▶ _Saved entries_
* start *

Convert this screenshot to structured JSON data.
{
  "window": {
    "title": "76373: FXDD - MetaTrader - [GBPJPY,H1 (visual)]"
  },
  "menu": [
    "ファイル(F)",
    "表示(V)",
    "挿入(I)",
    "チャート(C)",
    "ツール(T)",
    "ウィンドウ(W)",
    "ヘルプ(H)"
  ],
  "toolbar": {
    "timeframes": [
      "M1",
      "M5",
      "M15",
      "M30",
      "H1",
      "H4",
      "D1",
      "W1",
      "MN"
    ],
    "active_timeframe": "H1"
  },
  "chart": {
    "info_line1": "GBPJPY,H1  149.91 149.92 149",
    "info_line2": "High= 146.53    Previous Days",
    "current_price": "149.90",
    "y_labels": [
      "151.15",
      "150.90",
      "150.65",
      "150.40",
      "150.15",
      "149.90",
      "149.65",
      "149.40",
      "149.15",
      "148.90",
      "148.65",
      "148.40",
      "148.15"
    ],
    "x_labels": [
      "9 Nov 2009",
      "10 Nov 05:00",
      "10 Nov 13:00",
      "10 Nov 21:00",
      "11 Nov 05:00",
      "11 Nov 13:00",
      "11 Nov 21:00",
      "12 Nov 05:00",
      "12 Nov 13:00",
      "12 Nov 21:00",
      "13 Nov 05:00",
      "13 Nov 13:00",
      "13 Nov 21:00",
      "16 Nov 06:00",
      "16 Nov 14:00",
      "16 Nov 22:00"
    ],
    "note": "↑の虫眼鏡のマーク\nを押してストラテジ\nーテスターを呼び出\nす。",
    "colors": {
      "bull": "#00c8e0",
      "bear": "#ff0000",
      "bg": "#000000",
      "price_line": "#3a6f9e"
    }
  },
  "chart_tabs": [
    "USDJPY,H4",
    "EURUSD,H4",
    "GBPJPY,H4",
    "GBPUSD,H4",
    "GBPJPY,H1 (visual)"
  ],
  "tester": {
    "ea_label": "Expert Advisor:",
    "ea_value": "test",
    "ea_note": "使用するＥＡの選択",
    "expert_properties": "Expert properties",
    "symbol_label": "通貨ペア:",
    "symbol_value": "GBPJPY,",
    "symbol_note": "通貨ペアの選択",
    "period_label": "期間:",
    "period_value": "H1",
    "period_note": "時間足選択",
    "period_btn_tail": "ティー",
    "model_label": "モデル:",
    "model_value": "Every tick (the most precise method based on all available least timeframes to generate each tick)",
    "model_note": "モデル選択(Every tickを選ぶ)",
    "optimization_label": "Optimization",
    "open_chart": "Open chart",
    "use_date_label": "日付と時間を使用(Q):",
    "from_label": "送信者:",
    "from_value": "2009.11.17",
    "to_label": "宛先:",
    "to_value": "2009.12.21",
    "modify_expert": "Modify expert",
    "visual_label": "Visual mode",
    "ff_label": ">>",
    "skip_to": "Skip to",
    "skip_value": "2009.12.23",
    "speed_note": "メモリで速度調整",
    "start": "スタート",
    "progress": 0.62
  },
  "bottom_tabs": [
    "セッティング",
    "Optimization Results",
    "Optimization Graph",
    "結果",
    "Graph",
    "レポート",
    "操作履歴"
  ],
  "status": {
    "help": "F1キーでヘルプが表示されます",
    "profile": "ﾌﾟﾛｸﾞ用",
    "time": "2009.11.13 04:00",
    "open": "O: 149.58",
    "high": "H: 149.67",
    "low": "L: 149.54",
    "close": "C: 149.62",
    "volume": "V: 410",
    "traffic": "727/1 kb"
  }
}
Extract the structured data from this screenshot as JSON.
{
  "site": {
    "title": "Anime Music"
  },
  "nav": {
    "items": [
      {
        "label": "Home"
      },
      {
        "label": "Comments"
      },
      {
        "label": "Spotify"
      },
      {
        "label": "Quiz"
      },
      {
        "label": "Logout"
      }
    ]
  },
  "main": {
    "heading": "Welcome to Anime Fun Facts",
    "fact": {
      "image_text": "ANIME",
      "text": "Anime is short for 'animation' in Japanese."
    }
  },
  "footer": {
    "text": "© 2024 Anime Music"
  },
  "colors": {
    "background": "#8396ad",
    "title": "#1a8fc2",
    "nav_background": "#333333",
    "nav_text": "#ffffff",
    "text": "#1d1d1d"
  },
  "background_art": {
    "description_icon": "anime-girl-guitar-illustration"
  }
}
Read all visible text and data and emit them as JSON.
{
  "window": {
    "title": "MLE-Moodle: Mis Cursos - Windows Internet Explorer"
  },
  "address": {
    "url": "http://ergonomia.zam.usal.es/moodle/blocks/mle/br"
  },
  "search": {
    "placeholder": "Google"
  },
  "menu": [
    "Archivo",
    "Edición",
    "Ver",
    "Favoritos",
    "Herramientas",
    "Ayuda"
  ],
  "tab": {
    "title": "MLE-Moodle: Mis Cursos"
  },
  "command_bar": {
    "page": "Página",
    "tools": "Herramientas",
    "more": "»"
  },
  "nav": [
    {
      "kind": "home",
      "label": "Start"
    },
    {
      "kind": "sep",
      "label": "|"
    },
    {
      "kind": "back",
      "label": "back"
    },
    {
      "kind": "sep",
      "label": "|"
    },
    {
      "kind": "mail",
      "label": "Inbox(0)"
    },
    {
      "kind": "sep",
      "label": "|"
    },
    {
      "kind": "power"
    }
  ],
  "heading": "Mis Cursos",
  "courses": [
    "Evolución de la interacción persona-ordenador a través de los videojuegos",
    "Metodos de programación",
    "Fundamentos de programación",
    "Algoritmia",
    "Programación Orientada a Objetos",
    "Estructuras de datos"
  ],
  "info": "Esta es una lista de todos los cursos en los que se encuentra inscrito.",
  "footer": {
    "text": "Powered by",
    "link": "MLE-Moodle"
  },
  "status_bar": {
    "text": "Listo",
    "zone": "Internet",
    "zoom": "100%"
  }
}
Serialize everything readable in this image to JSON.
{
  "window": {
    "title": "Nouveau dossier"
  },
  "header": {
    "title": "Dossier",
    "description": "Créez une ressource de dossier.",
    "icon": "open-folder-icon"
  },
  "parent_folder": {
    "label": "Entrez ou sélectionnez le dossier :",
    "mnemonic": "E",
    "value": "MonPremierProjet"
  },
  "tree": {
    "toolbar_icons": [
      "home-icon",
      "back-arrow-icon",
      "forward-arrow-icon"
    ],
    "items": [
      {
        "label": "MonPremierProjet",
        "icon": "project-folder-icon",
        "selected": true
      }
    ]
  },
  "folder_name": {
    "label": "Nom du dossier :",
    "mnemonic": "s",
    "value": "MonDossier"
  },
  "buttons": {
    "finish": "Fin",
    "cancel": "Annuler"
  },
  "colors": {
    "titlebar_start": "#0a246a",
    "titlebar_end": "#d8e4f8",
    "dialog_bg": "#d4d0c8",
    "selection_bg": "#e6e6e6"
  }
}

* end *

Output every record above exactly as it appears.

▶ _Result of this exercise_
Convert this screenshot to structured JSON data.
{
  "window": {
    "title": "76373: FXDD - MetaTrader - [GBPJPY,H1 (visual)]"
  },
  "menu": [
    "ファイル(F)",
    "表示(V)",
    "挿入(I)",
    "チャート(C)",
    "ツール(T)",
    "ウィンドウ(W)",
    "ヘルプ(H)"
  ],
  "toolbar": {
    "timeframes": [
      "M1",
      "M5",
      "M15",
      "M30",
      "H1",
      "H4",
      "D1",
      "W1",
      "MN"
    ],
    "active_timeframe": "H1"
  },
  "chart": {
    "info_line1": "GBPJPY,H1  149.91 149.92 149",
    "info_line2": "High= 146.53    Previous Days",
    "current_price": "149.90",
    "y_labels": [
      "151.15",
      "150.90",
      "150.65",
      "150.40",
      "150.15",
      "149.90",
      "149.65",
      "149.40",
      "149.15",
      "148.90",
      "148.65",
      "148.40",
      "148.15"
    ],
    "x_labels": [
      "9 Nov 2009",
      "10 Nov 05:00",
      "10 Nov 13:00",
      "10 Nov 21:00",
      "11 Nov 05:00",
      "11 Nov 13:00",
      "11 Nov 21:00",
      "12 Nov 05:00",
      "12 Nov 13:00",
      "12 Nov 21:00",
      "13 Nov 05:00",
      "13 Nov 13:00",
      "13 Nov 21:00",
      "16 Nov 06:00",
      "16 Nov 14:00",
      "16 Nov 22:00"
    ],
    "note": "↑の虫眼鏡のマーク\nを押してストラテジ\nーテスターを呼び出\nす。",
    "colors": {
      "bull": "#00c8e0",
      "bear": "#ff0000",
      "bg": "#000000",
      "price_line": "#3a6f9e"
    }
  },
  "chart_tabs": [
    "USDJPY,H4",
    "EURUSD,H4",
    "GBPJPY,H4",
    "GBPUSD,H4",
    "GBPJPY,H1 (visual)"
  ],
  "tester": {
    "ea_label": "Expert Advisor:",
    "ea_value": "test",
    "ea_note": "使用するＥＡの選択",
    "expert_properties": "Expert properties",
    "symbol_label": "通貨ペア:",
    "symbol_value": "GBPJPY,",
    "symbol_note": "通貨ペアの選択",
    "period_label": "期間:",
    "period_value": "H1",
    "period_note": "時間足選択",
    "period_btn_tail": "ティー",
    "model_label": "モデル:",
    "model_value": "Every tick (the most precise method based on all available least timeframes to generate each tick)",
    "model_note": "モデル選択(Every tickを選ぶ)",
    "optimization_label": "Optimization",
    "open_chart": "Open chart",
    "use_date_label": "日付と時間を使用(Q):",
    "from_label": "送信者:",
    "from_value": "2009.11.17",
    "to_label": "宛先:",
    "to_value": "2009.12.21",
    "modify_expert": "Modify expert",
    "visual_label": "Visual mode",
    "ff_label": ">>",
    "skip_to": "Skip to",
    "skip_value": "2009.12.23",
    "speed_note": "メモリで速度調整",
    "start": "スタート",
    "progress": 0.62
  },
  "bottom_tabs": [
    "セッティング",
    "Optimization Results",
    "Optimization Graph",
    "結果",
    "Graph",
    "レポート",
    "操作履歴"
  ],
  "status": {
    "help": "F1キーでヘルプが表示されます",
    "profile": "ﾌﾟﾛｸﾞ用",
    "time": "2009.11.13 04:00",
    "open": "O: 149.58",
    "high": "H: 149.67",
    "low": "L: 149.54",
    "close": "C: 149.62",
    "volume": "V: 410",
    "traffic": "727/1 kb"
  }
}
Extract the structured data from this screenshot as JSON.
{
  "site": {
    "title": "Anime Music"
  },
  "nav": {
    "items": [
      {
        "label": "Home"
      },
      {
        "label": "Comments"
      },
      {
        "label": "Spotify"
      },
      {
        "label": "Quiz"
      },
      {
        "label": "Logout"
      }
    ]
  },
  "main": {
    "heading": "Welcome to Anime Fun Facts",
    "fact": {
      "image_text": "ANIME",
      "text": "Anime is short for 'animation' in Japanese."
    }
  },
  "footer": {
    "text": "© 2024 Anime Music"
  },
  "colors": {
    "background": "#8396ad",
    "title": "#1a8fc2",
    "nav_background": "#333333",
    "nav_text": "#ffffff",
    "text": "#1d1d1d"
  },
  "background_art": {
    "description_icon": "anime-girl-guitar-illustration"
  }
}
Read all visible text and data and emit them as JSON.
{
  "window": {
    "title": "MLE-Moodle: Mis Cursos - Windows Internet Explorer"
  },
  "address": {
    "url": "http://ergonomia.zam.usal.es/moodle/blocks/mle/br"
  },
  "search": {
    "placeholder": "Google"
  },
  "menu": [
    "Archivo",
    "Edición",
    "Ver",
    "Favoritos",
    "Herramientas",
    "Ayuda"
  ],
  "tab": {
    "title": "MLE-Moodle: Mis Cursos"
  },
  "command_bar": {
    "page": "Página",
    "tools": "Herramientas",
    "more": "»"
  },
  "nav": [
    {
      "kind": "home",
      "label": "Start"
    },
    {
      "kind": "sep",
      "label": "|"
    },
    {
      "kind": "back",
      "label": "back"
    },
    {
      "kind": "sep",
      "label": "|"
    },
    {
      "kind": "mail",
      "label": "Inbox(0)"
    },
    {
      "kind": "sep",
      "label": "|"
    },
    {
      "kind": "power"
    }
  ],
  "heading": "Mis Cursos",
  "courses": [
    "Evolución de la interacción persona-ordenador a través de los videojuegos",
    "Metodos de programación",
    "Fundamentos de programación",
    "Algoritmia",
    "Programación Orientada a Objetos",
    "Estructuras de datos"
  ],
  "info": "Esta es una lista de todos los cursos en los que se encuentra inscrito.",
  "footer": {
    "text": "Powered by",
    "link": "MLE-Moodle"
  },
  "status_bar": {
    "text": "Listo",
    "zone": "Internet",
    "zoom": "100%"
  }
}
Serialize everything readable in this image to JSON.
{
  "window": {
    "title": "Nouveau dossier"
  },
  "header": {
    "title": "Dossier",
    "description": "Créez une ressource de dossier.",
    "icon": "open-folder-icon"
  },
  "parent_folder": {
    "label": "Entrez ou sélectionnez le dossier :",
    "mnemonic": "E",
    "value": "MonPremierProjet"
  },
  "tree": {
    "toolbar_icons": [
      "home-icon",
      "back-arrow-icon",
      "forward-arrow-icon"
    ],
    "items": [
      {
        "label": "MonPremierProjet",
        "icon": "project-folder-icon",
        "selected": true
      }
    ]
  },
  "folder_name": {
    "label": "Nom du dossier :",
    "mnemonic": "s",
    "value": "MonDossier"
  },
  "buttons": {
    "finish": "Fin",
    "cancel": "Annuler"
  },
  "colors": {
    "titlebar_start": "#0a246a",
    "titlebar_end": "#d8e4f8",
    "dialog_bg": "#d4d0c8",
    "selection_bg": "#e6e6e6"
  }
}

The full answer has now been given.